Task prompt:
Repeat every line of the material, character for character.

Entries taken from a collection:
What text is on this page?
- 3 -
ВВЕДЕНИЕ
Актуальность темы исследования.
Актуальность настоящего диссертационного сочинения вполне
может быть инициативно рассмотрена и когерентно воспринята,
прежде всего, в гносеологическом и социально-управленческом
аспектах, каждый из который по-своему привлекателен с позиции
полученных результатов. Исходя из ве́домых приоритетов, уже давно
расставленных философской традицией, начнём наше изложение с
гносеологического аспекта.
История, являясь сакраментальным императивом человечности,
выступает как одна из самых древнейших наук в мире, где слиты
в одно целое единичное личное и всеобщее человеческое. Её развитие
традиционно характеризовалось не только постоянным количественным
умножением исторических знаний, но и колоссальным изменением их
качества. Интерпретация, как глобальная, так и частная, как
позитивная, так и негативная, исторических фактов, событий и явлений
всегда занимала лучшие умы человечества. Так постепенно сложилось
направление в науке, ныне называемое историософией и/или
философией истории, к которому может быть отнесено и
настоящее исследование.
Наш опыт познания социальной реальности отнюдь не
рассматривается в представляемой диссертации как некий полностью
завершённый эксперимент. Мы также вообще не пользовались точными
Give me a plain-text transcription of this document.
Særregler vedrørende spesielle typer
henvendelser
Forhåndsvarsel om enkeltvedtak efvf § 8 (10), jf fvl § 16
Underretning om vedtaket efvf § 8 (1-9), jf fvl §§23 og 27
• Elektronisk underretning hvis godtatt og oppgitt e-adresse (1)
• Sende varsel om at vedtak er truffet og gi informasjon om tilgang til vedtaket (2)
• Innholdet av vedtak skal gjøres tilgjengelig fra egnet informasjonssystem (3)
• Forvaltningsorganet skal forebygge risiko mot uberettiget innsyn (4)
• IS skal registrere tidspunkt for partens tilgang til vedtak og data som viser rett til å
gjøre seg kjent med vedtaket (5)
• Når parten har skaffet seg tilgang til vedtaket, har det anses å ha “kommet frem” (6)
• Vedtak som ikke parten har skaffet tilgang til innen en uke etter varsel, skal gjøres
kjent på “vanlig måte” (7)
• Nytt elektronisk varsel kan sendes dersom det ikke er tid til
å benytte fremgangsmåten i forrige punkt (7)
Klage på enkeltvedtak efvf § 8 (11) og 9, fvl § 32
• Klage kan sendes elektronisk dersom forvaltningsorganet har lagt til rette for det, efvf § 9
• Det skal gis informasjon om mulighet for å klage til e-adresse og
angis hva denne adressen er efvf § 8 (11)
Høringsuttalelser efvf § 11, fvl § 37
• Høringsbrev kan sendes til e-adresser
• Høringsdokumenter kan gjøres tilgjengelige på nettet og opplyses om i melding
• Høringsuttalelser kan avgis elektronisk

Answer in full:
What text is on this page?
- 3 -
ВВЕДЕНИЕ
Актуальность темы исследования.
Актуальность настоящего диссертационного сочинения вполне
может быть инициативно рассмотрена и когерентно воспринята,
прежде всего, в гносеологическом и социально-управленческом
аспектах, каждый из который по-своему привлекателен с позиции
полученных результатов. Исходя из ве́домых приоритетов, уже давно
расставленных философской традицией, начнём наше изложение с
гносеологического аспекта.
История, являясь сакраментальным императивом человечности,
выступает как одна из самых древнейших наук в мире, где слиты
в одно целое единичное личное и всеобщее человеческое. Её развитие
традиционно характеризовалось не только постоянным количественным
умножением исторических знаний, но и колоссальным изменением их
качества. Интерпретация, как глобальная, так и частная, как
позитивная, так и негативная, исторических фактов, событий и явлений
всегда занимала лучшие умы человечества. Так постепенно сложилось
направление в науке, ныне называемое историософией и/или
философией истории, к которому может быть отнесено и
настоящее исследование.
Наш опыт познания социальной реальности отнюдь не
рассматривается в представляемой диссертации как некий полностью
завершённый эксперимент. Мы также вообще не пользовались точными
Give me a plain-text transcription of this document.
Særregler vedrørende spesielle typer
henvendelser
Forhåndsvarsel om enkeltvedtak efvf § 8 (10), jf fvl § 16
Underretning om vedtaket efvf § 8 (1-9), jf fvl §§23 og 27
• Elektronisk underretning hvis godtatt og oppgitt e-adresse (1)
• Sende varsel om at vedtak er truffet og gi informasjon om tilgang til vedtaket (2)
• Innholdet av vedtak skal gjøres tilgjengelig fra egnet informasjonssystem (3)
• Forvaltningsorganet skal forebygge risiko mot uberettiget innsyn (4)
• IS skal registrere tidspunkt for partens tilgang til vedtak og data som viser rett til å
gjøre seg kjent med vedtaket (5)
• Når parten har skaffet seg tilgang til vedtaket, har det anses å ha “kommet frem” (6)
• Vedtak som ikke parten har skaffet tilgang til innen en uke etter varsel, skal gjøres
kjent på “vanlig måte” (7)
• Nytt elektronisk varsel kan sendes dersom det ikke er tid til
å benytte fremgangsmåten i forrige punkt (7)
Klage på enkeltvedtak efvf § 8 (11) og 9, fvl § 32
• Klage kan sendes elektronisk dersom forvaltningsorganet har lagt til rette for det, efvf § 9
• Det skal gis informasjon om mulighet for å klage til e-adresse og
angis hva denne adressen er efvf § 8 (11)
Høringsuttalelser efvf § 11, fvl § 37
• Høringsbrev kan sendes til e-adresser
• Høringsdokumenter kan gjøres tilgjengelige på nettet og opplyses om i melding
• Høringsuttalelser kan avgis elektronisk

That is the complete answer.